§ **Your task**
Which lines in the material below contain the word "Waist"? Copy each of them.
-- start Data provided --
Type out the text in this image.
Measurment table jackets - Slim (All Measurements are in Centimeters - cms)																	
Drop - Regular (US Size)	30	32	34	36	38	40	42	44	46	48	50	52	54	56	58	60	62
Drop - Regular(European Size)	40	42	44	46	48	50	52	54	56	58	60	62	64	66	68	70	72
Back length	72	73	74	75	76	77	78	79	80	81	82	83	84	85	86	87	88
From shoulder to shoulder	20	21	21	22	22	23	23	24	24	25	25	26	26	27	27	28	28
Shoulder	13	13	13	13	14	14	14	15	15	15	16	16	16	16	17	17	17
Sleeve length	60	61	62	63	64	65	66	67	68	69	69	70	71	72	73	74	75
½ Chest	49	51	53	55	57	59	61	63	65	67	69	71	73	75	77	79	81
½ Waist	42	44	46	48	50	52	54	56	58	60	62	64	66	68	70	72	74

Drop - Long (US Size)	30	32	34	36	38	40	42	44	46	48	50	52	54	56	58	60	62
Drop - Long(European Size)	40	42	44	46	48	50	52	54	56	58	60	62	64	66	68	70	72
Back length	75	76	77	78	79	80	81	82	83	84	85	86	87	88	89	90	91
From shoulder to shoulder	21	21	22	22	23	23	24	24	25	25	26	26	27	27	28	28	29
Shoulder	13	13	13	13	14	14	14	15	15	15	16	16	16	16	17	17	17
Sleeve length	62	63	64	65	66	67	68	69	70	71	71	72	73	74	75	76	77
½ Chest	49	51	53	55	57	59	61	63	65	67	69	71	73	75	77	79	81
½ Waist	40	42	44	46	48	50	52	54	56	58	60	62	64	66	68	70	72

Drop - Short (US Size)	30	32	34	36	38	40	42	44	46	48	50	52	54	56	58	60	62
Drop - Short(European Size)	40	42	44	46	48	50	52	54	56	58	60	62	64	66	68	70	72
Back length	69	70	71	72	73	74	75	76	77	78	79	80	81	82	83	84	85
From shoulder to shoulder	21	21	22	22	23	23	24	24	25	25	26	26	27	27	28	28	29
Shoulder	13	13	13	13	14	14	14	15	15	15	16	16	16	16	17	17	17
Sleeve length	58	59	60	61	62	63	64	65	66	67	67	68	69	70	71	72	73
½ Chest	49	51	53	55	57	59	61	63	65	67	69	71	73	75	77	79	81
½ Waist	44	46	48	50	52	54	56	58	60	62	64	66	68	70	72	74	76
-- end Data provided --
§ **The result**
½ Waist	42	44	46	48	50	52	54	56	58	60	62	64	66	68	70	72	74
½ Waist	40	42	44	46	48	50	52	54	56	58	60	62	64	66	68	70	72
½ Waist	44	46	48	50	52	54	56	58	60	62	64	66	68	70	72	74	76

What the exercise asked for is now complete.